• _Dataset entries_

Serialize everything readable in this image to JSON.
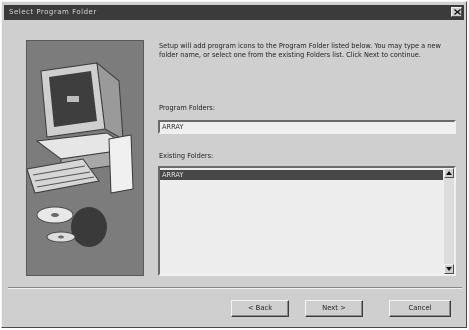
{
  "window": {
    "title": "Select Program Folder",
    "close_icon": "close-icon"
  },
  "description": "Setup will add program icons to the Program Folder listed below. You may type a new folder name, or select one from the existing Folders list.  Click Next to continue.",
  "program_folder": {
    "label": "Program Folders:",
    "value": "ARRAY"
  },
  "existing_folders": {
    "label": "Existing Folders:",
    "items": [
      "ARRAY"
    ]
  },
  "buttons": {
    "back": "< Back",
    "next": "Next >",
    "cancel": "Cancel"
  },
  "colors": {
    "dialog": "#cfcfcf",
    "titlebar": "#3b3b3b",
    "selection": "#484848",
    "art_panel": "#7a7a7a"
  }
}
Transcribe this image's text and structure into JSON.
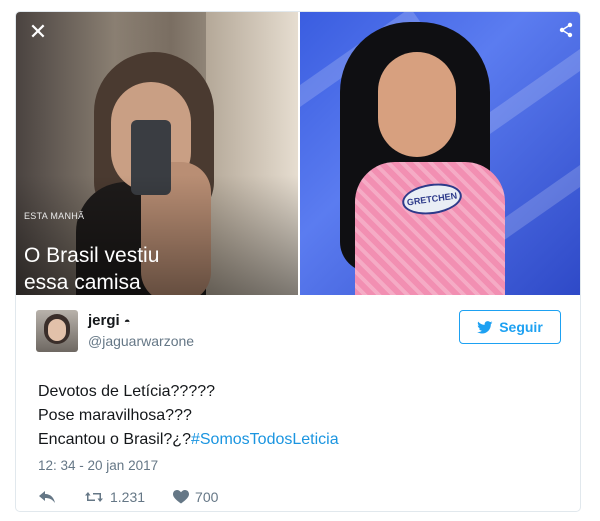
{
  "media": {
    "left": {
      "kicker": "ESTA MANHÃ",
      "headline_line1": "O Brasil vestiu",
      "headline_line2": "essa camisa"
    },
    "right": {
      "badge": "GRETCHEN"
    }
  },
  "tweet": {
    "name": "jergi",
    "handle": "@jaguarwarzone",
    "follow_label": "Seguir",
    "line1": "Devotos de Letícia?????",
    "line2": "Pose maravilhosa???",
    "line3_prefix": "Encantou o Brasil?¿?",
    "hashtag": "#SomosTodosLeticia",
    "timestamp": "12: 34 - 20 jan 2017",
    "retweets": "1.231",
    "likes": "700"
  },
  "colors": {
    "accent": "#1da1f2",
    "link": "#1b95e0",
    "muted": "#657786",
    "border": "#e1e8ed"
  },
  "icons": {
    "close": "close-icon",
    "share": "share-icon",
    "reply": "reply-icon",
    "retweet": "retweet-icon",
    "like": "heart-icon",
    "bird": "twitter-bird-icon"
  }
}
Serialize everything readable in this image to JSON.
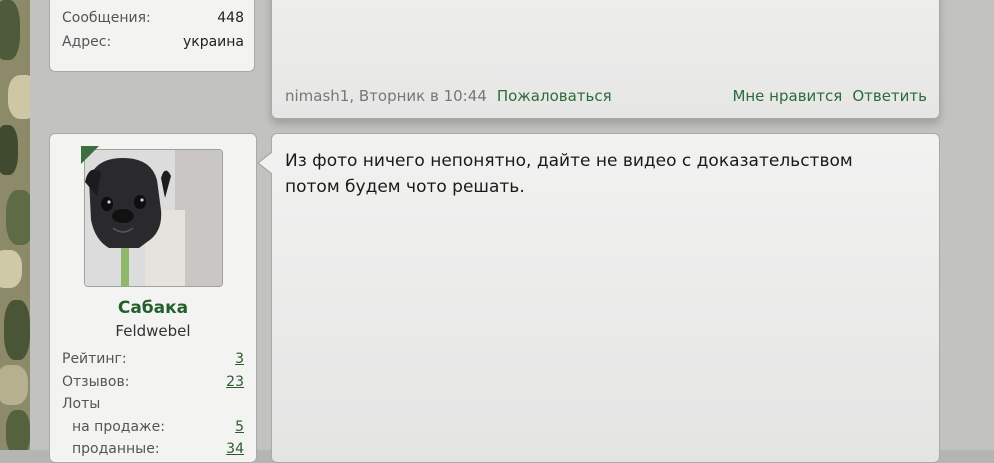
{
  "previous_post": {
    "stats": [
      {
        "label": "Сообщения:",
        "value": "448"
      },
      {
        "label": "Адрес:",
        "value": "украина"
      }
    ],
    "meta": "nimash1, Вторник в 10:44",
    "report_link": "Пожаловаться",
    "like_link": "Мне нравится",
    "reply_link": "Ответить"
  },
  "post": {
    "author": {
      "name": "Сабака",
      "title": "Feldwebel",
      "stats": [
        {
          "label": "Рейтинг:",
          "value": "3"
        },
        {
          "label": "Отзывов:",
          "value": "23"
        },
        {
          "label": "Лоты",
          "value": ""
        },
        {
          "label": "на продаже:",
          "value": "5"
        },
        {
          "label": "проданные:",
          "value": "34"
        }
      ]
    },
    "text": "Из фото ничего непонятно, дайте не видео с доказательством потом будем чото решать."
  },
  "colors": {
    "link_green": "#2d6b3a",
    "username_green": "#255e2d",
    "panel_bg": "#f3f3f2",
    "page_bg": "#c2c2c0"
  }
}
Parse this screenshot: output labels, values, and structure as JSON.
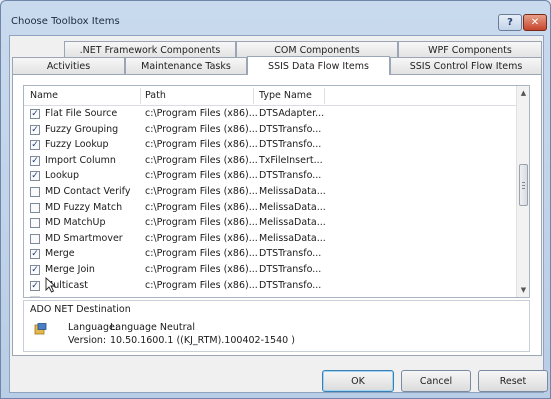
{
  "window": {
    "title": "Choose Toolbox Items",
    "help_label": "?",
    "close_label": "✕"
  },
  "tabs": {
    "row1": [
      ".NET Framework Components",
      "COM Components",
      "WPF Components"
    ],
    "row2": [
      "Activities",
      "Maintenance Tasks",
      "SSIS Data Flow Items",
      "SSIS Control Flow Items"
    ],
    "active": "SSIS Data Flow Items"
  },
  "list": {
    "columns": [
      "Name",
      "Path",
      "Type Name"
    ],
    "rows": [
      {
        "checked": true,
        "name": "Flat File Source",
        "path": "c:\\Program Files (x86)...",
        "type": "DTSAdapter..."
      },
      {
        "checked": true,
        "name": "Fuzzy Grouping",
        "path": "c:\\Program Files (x86)...",
        "type": "DTSTransfo..."
      },
      {
        "checked": true,
        "name": "Fuzzy Lookup",
        "path": "c:\\Program Files (x86)...",
        "type": "DTSTransfo..."
      },
      {
        "checked": true,
        "name": "Import Column",
        "path": "c:\\Program Files (x86)...",
        "type": "TxFileInsert..."
      },
      {
        "checked": true,
        "name": "Lookup",
        "path": "c:\\Program Files (x86)...",
        "type": "DTSTransfo..."
      },
      {
        "checked": false,
        "name": "MD Contact Verify",
        "path": "c:\\Program Files (x86)...",
        "type": "MelissaData..."
      },
      {
        "checked": false,
        "name": "MD Fuzzy Match",
        "path": "c:\\Program Files (x86)...",
        "type": "MelissaData..."
      },
      {
        "checked": false,
        "name": "MD MatchUp",
        "path": "c:\\Program Files (x86)...",
        "type": "MelissaData..."
      },
      {
        "checked": false,
        "name": "MD Smartmover",
        "path": "c:\\Program Files (x86)...",
        "type": "MelissaData..."
      },
      {
        "checked": true,
        "name": "Merge",
        "path": "c:\\Program Files (x86)...",
        "type": "DTSTransfo..."
      },
      {
        "checked": true,
        "name": "Merge Join",
        "path": "c:\\Program Files (x86)...",
        "type": "DTSTransfo..."
      },
      {
        "checked": true,
        "name": "Multicast",
        "path": "c:\\Program Files (x86)...",
        "type": "DTSTransfo..."
      }
    ]
  },
  "details": {
    "title": "ADO NET Destination",
    "language_label": "Language:",
    "language_value": "Language Neutral",
    "version_label": "Version:",
    "version_value": "10.50.1600.1 ((KJ_RTM).100402-1540 )"
  },
  "buttons": {
    "ok": "OK",
    "cancel": "Cancel",
    "reset": "Reset"
  },
  "scrollbar": {
    "up": "▲",
    "down": "▼"
  }
}
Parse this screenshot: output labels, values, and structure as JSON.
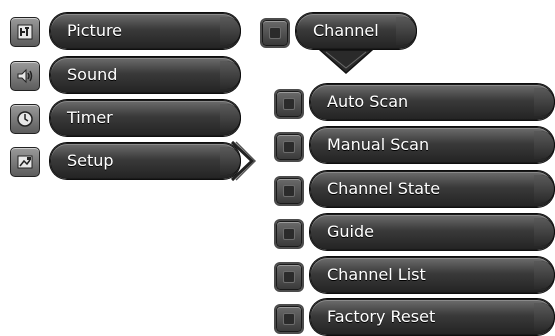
{
  "main_menu": {
    "items": [
      {
        "label": "Picture",
        "icon": "picture-icon"
      },
      {
        "label": "Sound",
        "icon": "speaker-icon"
      },
      {
        "label": "Timer",
        "icon": "clock-icon"
      },
      {
        "label": "Setup",
        "icon": "setup-icon"
      }
    ]
  },
  "submenu": {
    "title": "Channel",
    "items": [
      {
        "label": "Auto Scan"
      },
      {
        "label": "Manual Scan"
      },
      {
        "label": "Channel State"
      },
      {
        "label": "Guide"
      },
      {
        "label": "Channel List"
      },
      {
        "label": "Factory Reset"
      }
    ]
  },
  "colors": {
    "pill_dark": "#242424",
    "pill_light": "#6c6c6c",
    "text": "#ffffff"
  }
}
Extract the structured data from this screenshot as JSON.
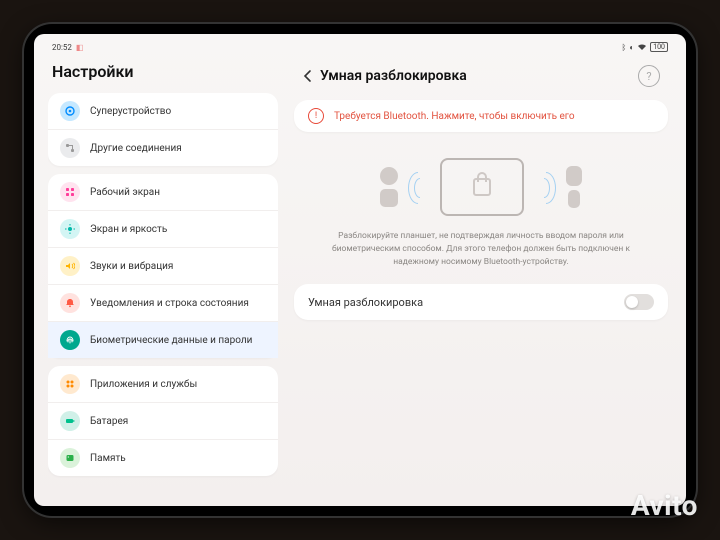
{
  "statusbar": {
    "time": "20:52",
    "battery": "100"
  },
  "sidebar": {
    "title": "Настройки",
    "items": [
      {
        "label": "Суперустройство",
        "icon": "superdevice",
        "cls": "ic-blue"
      },
      {
        "label": "Другие соединения",
        "icon": "connections",
        "cls": "ic-gray"
      },
      {
        "label": "Рабочий экран",
        "icon": "homescreen",
        "cls": "ic-pink"
      },
      {
        "label": "Экран и яркость",
        "icon": "brightness",
        "cls": "ic-cyan"
      },
      {
        "label": "Звуки и вибрация",
        "icon": "sound",
        "cls": "ic-yellow"
      },
      {
        "label": "Уведомления и строка состояния",
        "icon": "notifications",
        "cls": "ic-red"
      },
      {
        "label": "Биометрические данные и пароли",
        "icon": "biometrics",
        "cls": "ic-teal2"
      },
      {
        "label": "Приложения и службы",
        "icon": "apps",
        "cls": "ic-orange"
      },
      {
        "label": "Батарея",
        "icon": "battery",
        "cls": "ic-teal"
      },
      {
        "label": "Память",
        "icon": "storage",
        "cls": "ic-green"
      }
    ]
  },
  "main": {
    "title": "Умная разблокировка",
    "banner": "Требуется Bluetooth. Нажмите, чтобы включить его",
    "description": "Разблокируйте планшет, не подтверждая личность вводом пароля или биометрическим способом. Для этого телефон должен быть подключен к надежному носимому Bluetooth-устройству.",
    "row_label": "Умная разблокировка"
  },
  "watermark": "Avito"
}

• _Exercise_
Reproduce each line exactly as it appears, omitting the pictures.

• _Output below_
Serialize everything readable in this image to JSON.
{
  "window": {
    "title": "Select Program Folder",
    "close_icon": "close-icon"
  },
  "description": "Setup will add program icons to the Program Folder listed below. You may type a new folder name, or select one from the existing Folders list.  Click Next to continue.",
  "program_folder": {
    "label": "Program Folders:",
    "value": "ARRAY"
  },
  "existing_folders": {
    "label": "Existing Folders:",
    "items": [
      "ARRAY"
    ]
  },
  "buttons": {
    "back": "< Back",
    "next": "Next >",
    "cancel": "Cancel"
  },
  "colors": {
    "dialog": "#cfcfcf",
    "titlebar": "#3b3b3b",
    "selection": "#484848",
    "art_panel": "#7a7a7a"
  }
}
Transcribe this image's text and structure into JSON.
{
  "media": {
    "left": {
      "kicker": "ESTA MANHÃ",
      "headline_line1": "O Brasil vestiu",
      "headline_line2": "essa camisa"
    },
    "right": {
      "badge": "GRETCHEN"
    }
  },
  "tweet": {
    "name": "jergi",
    "handle": "@jaguarwarzone",
    "follow_label": "Seguir",
    "line1": "Devotos de Letícia?????",
    "line2": "Pose maravilhosa???",
    "line3_prefix": "Encantou o Brasil?¿?",
    "hashtag": "#SomosTodosLeticia",
    "timestamp": "12: 34 - 20 jan 2017",
    "retweets": "1.231",
    "likes": "700"
  },
  "colors": {
    "accent": "#1da1f2",
    "link": "#1b95e0",
    "muted": "#657786",
    "border": "#e1e8ed"
  },
  "icons": {
    "close": "close-icon",
    "share": "share-icon",
    "reply": "reply-icon",
    "retweet": "retweet-icon",
    "like": "heart-icon",
    "bird": "twitter-bird-icon"
  }
}
Serialize everything readable in this image to JSON.
{
  "previous_post": {
    "stats": [
      {
        "label": "Сообщения:",
        "value": "448"
      },
      {
        "label": "Адрес:",
        "value": "украина"
      }
    ],
    "meta": "nimash1, Вторник в 10:44",
    "report_link": "Пожаловаться",
    "like_link": "Мне нравится",
    "reply_link": "Ответить"
  },
  "post": {
    "author": {
      "name": "Сабака",
      "title": "Feldwebel",
      "stats": [
        {
          "label": "Рейтинг:",
          "value": "3"
        },
        {
          "label": "Отзывов:",
          "value": "23"
        },
        {
          "label": "Лоты",
          "value": ""
        },
        {
          "label": "на продаже:",
          "value": "5"
        },
        {
          "label": "проданные:",
          "value": "34"
        }
      ]
    },
    "text": "Из фото ничего непонятно, дайте не видео с доказательством потом будем чото решать."
  },
  "colors": {
    "link_green": "#2d6b3a",
    "username_green": "#255e2d",
    "panel_bg": "#f3f3f2",
    "page_bg": "#c2c2c0"
  }
}
Parse this screenshot: output labels, values, and structure as JSON.
{
  "window": {
    "title": "Choose Toolbox Items",
    "help_label": "?",
    "close_label": "✕"
  },
  "tabs": {
    "row1": [
      ".NET Framework Components",
      "COM Components",
      "WPF Components"
    ],
    "row2": [
      "Activities",
      "Maintenance Tasks",
      "SSIS Data Flow Items",
      "SSIS Control Flow Items"
    ],
    "active": "SSIS Data Flow Items"
  },
  "list": {
    "columns": [
      "Name",
      "Path",
      "Type Name"
    ],
    "rows": [
      {
        "checked": true,
        "name": "Flat File Source",
        "path": "c:\\Program Files (x86)...",
        "type": "DTSAdapter..."
      },
      {
        "checked": true,
        "name": "Fuzzy Grouping",
        "path": "c:\\Program Files (x86)...",
        "type": "DTSTransfo..."
      },
      {
        "checked": true,
        "name": "Fuzzy Lookup",
        "path": "c:\\Program Files (x86)...",
        "type": "DTSTransfo..."
      },
      {
        "checked": true,
        "name": "Import Column",
        "path": "c:\\Program Files (x86)...",
        "type": "TxFileInsert..."
      },
      {
        "checked": true,
        "name": "Lookup",
        "path": "c:\\Program Files (x86)...",
        "type": "DTSTransfo..."
      },
      {
        "checked": false,
        "name": "MD Contact Verify",
        "path": "c:\\Program Files (x86)...",
        "type": "MelissaData..."
      },
      {
        "checked": false,
        "name": "MD Fuzzy Match",
        "path": "c:\\Program Files (x86)...",
        "type": "MelissaData..."
      },
      {
        "checked": false,
        "name": "MD MatchUp",
        "path": "c:\\Program Files (x86)...",
        "type": "MelissaData..."
      },
      {
        "checked": false,
        "name": "MD Smartmover",
        "path": "c:\\Program Files (x86)...",
        "type": "MelissaData..."
      },
      {
        "checked": true,
        "name": "Merge",
        "path": "c:\\Program Files (x86)...",
        "type": "DTSTransfo..."
      },
      {
        "checked": true,
        "name": "Merge Join",
        "path": "c:\\Program Files (x86)...",
        "type": "DTSTransfo..."
      },
      {
        "checked": true,
        "name": "Multicast",
        "path": "c:\\Program Files (x86)...",
        "type": "DTSTransfo..."
      }
    ]
  },
  "details": {
    "title": "ADO NET Destination",
    "language_label": "Language:",
    "language_value": "Language Neutral",
    "version_label": "Version:",
    "version_value": "10.50.1600.1 ((KJ_RTM).100402-1540 )"
  },
  "buttons": {
    "ok": "OK",
    "cancel": "Cancel",
    "reset": "Reset"
  },
  "scrollbar": {
    "up": "▲",
    "down": "▼"
  }
}
Parse this screenshot: output labels, values, and structure as JSON.
{
  "main_menu": {
    "items": [
      {
        "label": "Picture",
        "icon": "picture-icon"
      },
      {
        "label": "Sound",
        "icon": "speaker-icon"
      },
      {
        "label": "Timer",
        "icon": "clock-icon"
      },
      {
        "label": "Setup",
        "icon": "setup-icon"
      }
    ]
  },
  "submenu": {
    "title": "Channel",
    "items": [
      {
        "label": "Auto Scan"
      },
      {
        "label": "Manual Scan"
      },
      {
        "label": "Channel State"
      },
      {
        "label": "Guide"
      },
      {
        "label": "Channel List"
      },
      {
        "label": "Factory Reset"
      }
    ]
  },
  "colors": {
    "pill_dark": "#242424",
    "pill_light": "#6c6c6c",
    "text": "#ffffff"
  }
}
Extract the structured data from this screenshot as JSON.
{
  "statusbar": {
    "time": "20:52",
    "battery": "100"
  },
  "sidebar": {
    "title": "Настройки",
    "items": [
      {
        "label": "Суперустройство",
        "icon": "superdevice",
        "cls": "ic-blue"
      },
      {
        "label": "Другие соединения",
        "icon": "connections",
        "cls": "ic-gray"
      },
      {
        "label": "Рабочий экран",
        "icon": "homescreen",
        "cls": "ic-pink"
      },
      {
        "label": "Экран и яркость",
        "icon": "brightness",
        "cls": "ic-cyan"
      },
      {
        "label": "Звуки и вибрация",
        "icon": "sound",
        "cls": "ic-yellow"
      },
      {
        "label": "Уведомления и строка состояния",
        "icon": "notifications",
        "cls": "ic-red"
      },
      {
        "label": "Биометрические данные и пароли",
        "icon": "biometrics",
        "cls": "ic-teal2"
      },
      {
        "label": "Приложения и службы",
        "icon": "apps",
        "cls": "ic-orange"
      },
      {
        "label": "Батарея",
        "icon": "battery",
        "cls": "ic-teal"
      },
      {
        "label": "Память",
        "icon": "storage",
        "cls": "ic-green"
      }
    ]
  },
  "main": {
    "title": "Умная разблокировка",
    "banner": "Требуется Bluetooth. Нажмите, чтобы включить его",
    "description": "Разблокируйте планшет, не подтверждая личность вводом пароля или биометрическим способом. Для этого телефон должен быть подключен к надежному носимому Bluetooth-устройству.",
    "row_label": "Умная разблокировка"
  },
  "watermark": "Avito"
}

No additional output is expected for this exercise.